Begin

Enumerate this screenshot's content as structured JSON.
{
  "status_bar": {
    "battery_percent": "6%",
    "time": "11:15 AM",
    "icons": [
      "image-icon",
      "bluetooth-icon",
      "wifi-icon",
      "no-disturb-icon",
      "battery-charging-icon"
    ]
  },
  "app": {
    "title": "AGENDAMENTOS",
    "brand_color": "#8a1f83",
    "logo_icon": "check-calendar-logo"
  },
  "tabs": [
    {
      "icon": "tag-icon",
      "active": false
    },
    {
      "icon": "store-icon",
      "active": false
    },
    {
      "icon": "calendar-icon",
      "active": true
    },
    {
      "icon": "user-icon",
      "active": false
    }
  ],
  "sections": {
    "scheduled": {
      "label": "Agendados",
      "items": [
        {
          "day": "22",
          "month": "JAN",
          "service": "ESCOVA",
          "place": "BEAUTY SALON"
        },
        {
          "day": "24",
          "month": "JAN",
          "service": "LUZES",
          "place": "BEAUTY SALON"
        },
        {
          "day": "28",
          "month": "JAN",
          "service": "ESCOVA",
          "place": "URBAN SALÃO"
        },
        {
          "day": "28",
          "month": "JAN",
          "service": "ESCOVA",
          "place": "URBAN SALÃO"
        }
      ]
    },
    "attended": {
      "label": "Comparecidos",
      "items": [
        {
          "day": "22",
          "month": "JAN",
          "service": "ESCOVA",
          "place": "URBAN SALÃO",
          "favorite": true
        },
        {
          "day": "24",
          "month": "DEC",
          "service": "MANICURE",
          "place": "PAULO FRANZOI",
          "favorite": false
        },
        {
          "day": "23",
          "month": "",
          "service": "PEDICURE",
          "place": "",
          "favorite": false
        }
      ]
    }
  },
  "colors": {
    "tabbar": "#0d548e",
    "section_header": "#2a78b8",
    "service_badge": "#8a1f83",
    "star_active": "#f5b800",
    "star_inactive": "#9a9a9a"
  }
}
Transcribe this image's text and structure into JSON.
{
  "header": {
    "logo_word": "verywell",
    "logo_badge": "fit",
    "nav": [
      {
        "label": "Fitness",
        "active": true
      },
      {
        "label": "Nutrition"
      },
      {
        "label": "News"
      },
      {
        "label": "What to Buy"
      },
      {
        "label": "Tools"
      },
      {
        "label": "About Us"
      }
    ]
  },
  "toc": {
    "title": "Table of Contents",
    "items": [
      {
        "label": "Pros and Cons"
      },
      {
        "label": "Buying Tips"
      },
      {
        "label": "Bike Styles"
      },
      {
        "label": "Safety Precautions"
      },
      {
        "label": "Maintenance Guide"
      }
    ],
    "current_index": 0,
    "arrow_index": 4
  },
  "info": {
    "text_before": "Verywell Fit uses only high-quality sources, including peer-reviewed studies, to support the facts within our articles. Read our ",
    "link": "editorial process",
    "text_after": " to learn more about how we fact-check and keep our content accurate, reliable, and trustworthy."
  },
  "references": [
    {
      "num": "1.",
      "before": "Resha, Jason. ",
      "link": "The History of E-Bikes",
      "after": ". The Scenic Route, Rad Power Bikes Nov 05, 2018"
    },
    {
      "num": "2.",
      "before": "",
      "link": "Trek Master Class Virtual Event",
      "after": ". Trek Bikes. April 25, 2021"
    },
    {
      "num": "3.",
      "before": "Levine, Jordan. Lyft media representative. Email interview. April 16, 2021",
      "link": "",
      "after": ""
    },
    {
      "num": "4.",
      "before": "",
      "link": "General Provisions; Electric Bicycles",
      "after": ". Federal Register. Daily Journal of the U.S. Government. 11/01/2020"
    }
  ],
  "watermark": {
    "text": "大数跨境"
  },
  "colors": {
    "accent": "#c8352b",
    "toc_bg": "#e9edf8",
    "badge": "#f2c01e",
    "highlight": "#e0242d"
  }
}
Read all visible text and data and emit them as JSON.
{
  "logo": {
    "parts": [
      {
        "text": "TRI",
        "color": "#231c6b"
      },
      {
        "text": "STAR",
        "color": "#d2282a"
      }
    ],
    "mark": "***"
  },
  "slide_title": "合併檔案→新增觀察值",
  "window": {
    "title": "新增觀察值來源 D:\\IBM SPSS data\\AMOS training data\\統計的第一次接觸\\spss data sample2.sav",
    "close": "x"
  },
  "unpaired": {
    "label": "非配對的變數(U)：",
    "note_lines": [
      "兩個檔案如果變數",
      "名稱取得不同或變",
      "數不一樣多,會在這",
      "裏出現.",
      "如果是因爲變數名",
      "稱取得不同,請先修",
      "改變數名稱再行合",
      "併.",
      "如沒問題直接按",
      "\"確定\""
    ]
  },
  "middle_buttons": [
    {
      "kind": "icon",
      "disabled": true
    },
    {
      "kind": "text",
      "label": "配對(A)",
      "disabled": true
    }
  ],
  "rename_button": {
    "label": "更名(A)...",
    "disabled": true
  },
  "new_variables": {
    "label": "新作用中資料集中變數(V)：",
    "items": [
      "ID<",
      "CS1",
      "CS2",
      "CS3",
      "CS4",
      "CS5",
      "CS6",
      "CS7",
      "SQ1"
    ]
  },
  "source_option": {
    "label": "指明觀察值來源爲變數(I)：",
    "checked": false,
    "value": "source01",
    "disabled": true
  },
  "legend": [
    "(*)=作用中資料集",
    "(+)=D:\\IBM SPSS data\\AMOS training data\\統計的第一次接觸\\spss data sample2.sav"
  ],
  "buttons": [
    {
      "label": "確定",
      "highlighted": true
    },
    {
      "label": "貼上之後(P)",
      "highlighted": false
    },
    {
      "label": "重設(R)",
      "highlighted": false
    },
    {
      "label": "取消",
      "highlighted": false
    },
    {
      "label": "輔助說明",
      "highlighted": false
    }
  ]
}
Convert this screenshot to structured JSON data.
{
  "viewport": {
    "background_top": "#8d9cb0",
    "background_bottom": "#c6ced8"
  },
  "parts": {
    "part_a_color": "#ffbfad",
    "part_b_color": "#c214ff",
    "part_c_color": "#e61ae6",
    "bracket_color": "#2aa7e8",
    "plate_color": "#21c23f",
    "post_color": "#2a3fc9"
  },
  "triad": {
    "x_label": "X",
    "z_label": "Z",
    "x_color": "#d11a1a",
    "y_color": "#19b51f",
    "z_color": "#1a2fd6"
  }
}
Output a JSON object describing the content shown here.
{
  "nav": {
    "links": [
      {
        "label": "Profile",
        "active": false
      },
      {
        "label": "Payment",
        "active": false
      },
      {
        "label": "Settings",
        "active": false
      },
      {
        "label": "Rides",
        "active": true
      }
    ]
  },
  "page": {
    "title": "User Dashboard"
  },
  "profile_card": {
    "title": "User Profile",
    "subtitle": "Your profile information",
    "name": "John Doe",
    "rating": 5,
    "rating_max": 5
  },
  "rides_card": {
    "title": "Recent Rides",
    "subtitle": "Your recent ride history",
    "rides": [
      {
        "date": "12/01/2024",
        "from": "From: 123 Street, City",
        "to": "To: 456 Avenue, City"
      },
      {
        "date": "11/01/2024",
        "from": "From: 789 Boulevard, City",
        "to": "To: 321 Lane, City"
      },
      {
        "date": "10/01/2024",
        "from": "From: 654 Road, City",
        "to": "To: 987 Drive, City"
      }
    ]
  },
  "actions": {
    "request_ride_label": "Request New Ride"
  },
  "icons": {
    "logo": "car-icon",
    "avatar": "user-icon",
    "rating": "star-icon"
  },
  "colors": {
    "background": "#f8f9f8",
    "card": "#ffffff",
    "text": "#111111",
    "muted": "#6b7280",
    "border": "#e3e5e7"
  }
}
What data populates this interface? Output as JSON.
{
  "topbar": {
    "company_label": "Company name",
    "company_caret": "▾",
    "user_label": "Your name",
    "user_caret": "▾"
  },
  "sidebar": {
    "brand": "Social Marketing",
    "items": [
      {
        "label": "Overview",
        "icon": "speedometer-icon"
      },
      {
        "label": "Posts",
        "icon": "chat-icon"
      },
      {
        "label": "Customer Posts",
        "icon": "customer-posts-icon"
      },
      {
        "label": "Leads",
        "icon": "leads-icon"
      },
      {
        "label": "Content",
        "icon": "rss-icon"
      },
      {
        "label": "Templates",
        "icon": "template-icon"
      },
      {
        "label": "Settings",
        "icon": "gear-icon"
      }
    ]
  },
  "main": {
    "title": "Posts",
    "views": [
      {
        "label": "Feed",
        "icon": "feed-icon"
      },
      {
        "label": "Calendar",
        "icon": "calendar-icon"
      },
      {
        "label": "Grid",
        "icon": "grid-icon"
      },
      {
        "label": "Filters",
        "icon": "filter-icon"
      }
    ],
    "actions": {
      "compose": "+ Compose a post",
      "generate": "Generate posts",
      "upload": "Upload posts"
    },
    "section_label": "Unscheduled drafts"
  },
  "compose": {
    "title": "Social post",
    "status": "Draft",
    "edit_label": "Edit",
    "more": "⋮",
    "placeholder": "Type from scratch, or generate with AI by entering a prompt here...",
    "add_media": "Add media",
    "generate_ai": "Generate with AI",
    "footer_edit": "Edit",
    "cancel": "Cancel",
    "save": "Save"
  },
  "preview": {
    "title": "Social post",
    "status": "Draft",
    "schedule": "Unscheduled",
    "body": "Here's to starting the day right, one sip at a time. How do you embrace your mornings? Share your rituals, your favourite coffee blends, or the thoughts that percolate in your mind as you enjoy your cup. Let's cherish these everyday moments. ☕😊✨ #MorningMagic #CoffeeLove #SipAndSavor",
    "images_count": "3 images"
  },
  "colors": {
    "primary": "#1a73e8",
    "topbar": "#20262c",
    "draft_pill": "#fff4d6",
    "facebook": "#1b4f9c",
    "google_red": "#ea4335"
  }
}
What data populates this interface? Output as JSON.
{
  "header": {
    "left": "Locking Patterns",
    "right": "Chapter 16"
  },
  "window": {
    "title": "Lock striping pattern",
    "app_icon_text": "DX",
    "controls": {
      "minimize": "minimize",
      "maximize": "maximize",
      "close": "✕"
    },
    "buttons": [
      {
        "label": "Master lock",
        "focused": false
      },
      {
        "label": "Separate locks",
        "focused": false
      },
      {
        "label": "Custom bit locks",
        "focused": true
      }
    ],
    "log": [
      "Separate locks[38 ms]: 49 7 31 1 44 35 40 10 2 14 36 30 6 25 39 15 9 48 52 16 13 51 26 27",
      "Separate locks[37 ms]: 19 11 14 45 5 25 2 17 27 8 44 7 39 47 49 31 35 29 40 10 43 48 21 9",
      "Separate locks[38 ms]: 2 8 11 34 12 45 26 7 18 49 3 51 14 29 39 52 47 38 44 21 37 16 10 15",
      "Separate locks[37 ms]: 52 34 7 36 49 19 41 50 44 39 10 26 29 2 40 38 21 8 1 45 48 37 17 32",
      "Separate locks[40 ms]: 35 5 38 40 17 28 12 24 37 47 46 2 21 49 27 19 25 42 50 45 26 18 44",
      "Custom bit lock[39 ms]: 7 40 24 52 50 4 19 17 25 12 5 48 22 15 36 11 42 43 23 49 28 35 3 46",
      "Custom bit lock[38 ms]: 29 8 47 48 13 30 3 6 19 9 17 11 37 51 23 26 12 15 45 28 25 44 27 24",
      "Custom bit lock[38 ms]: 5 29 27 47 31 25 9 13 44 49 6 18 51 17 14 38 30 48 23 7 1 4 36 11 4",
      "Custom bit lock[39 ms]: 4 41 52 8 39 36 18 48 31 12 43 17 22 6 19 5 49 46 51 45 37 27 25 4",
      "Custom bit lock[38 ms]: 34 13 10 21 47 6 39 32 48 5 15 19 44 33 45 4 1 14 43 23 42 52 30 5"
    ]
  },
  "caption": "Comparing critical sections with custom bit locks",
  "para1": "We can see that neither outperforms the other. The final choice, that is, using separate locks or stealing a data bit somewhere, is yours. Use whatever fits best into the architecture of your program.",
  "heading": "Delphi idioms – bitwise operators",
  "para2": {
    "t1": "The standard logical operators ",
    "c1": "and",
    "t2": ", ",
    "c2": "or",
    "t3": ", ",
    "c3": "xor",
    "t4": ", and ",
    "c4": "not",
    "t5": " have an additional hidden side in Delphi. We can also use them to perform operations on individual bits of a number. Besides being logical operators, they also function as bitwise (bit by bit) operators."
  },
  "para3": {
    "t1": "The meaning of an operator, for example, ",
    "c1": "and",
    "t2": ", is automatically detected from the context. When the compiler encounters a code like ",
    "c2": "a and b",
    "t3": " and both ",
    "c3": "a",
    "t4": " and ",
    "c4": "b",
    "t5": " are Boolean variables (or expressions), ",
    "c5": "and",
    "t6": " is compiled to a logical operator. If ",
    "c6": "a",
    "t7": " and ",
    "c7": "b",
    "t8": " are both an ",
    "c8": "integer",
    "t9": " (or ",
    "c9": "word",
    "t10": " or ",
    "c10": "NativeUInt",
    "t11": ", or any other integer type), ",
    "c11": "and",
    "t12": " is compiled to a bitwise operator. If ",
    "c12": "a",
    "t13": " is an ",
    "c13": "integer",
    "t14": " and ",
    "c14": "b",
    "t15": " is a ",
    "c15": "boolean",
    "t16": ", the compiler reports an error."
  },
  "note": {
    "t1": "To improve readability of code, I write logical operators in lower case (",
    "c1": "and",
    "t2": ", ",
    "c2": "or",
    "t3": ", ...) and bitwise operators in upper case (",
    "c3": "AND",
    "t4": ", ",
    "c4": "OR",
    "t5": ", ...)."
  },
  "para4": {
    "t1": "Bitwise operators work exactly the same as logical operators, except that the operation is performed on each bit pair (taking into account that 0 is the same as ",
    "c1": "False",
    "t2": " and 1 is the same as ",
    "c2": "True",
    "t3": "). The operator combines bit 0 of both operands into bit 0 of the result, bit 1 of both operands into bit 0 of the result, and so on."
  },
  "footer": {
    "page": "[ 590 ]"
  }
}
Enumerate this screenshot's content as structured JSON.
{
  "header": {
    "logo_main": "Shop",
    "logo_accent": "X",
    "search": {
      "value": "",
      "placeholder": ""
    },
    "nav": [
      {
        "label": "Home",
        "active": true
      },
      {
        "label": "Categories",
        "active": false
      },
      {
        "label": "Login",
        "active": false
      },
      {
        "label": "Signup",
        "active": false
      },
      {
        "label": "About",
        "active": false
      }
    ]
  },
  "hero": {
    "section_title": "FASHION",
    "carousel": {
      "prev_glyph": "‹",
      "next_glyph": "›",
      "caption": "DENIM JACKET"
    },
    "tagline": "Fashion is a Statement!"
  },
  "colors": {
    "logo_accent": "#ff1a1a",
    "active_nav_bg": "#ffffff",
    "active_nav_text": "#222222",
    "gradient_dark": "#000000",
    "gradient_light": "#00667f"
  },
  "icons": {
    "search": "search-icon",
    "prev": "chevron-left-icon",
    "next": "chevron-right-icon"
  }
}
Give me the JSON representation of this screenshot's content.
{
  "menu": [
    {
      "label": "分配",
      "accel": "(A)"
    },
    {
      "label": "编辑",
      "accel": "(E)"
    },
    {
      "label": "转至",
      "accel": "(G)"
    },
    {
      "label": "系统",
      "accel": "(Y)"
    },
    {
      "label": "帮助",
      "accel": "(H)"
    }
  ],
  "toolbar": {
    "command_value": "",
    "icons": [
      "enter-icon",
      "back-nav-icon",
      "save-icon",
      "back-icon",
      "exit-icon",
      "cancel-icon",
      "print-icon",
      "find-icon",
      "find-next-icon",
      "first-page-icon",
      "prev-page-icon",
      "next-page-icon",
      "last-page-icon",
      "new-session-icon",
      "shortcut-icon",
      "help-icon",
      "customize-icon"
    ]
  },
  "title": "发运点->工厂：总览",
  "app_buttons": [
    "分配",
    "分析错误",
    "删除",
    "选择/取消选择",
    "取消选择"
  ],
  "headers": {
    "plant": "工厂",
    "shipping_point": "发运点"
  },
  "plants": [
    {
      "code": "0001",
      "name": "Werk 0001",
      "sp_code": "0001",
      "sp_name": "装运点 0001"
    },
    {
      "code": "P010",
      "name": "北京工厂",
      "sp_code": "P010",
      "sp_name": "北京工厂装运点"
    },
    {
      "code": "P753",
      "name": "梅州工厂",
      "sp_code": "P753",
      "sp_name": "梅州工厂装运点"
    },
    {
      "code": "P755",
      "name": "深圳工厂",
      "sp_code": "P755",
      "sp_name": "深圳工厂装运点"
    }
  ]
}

End

INSTRUCTIONS TO FOLLOW: Show the lines where the word "JSON" appears in the entries.

REPLY TO THE EXERCISE:
Enumerate this screenshot's content as structured JSON.
Transcribe this image's text and structure into JSON.
Read all visible text and data and emit them as JSON.
Convert this screenshot to structured JSON data.
Output a JSON object describing the content shown here.
What data populates this interface? Output as JSON.
What data populates this interface? Output as JSON.
Enumerate this screenshot's content as structured JSON.
Give me the JSON representation of this screenshot's content.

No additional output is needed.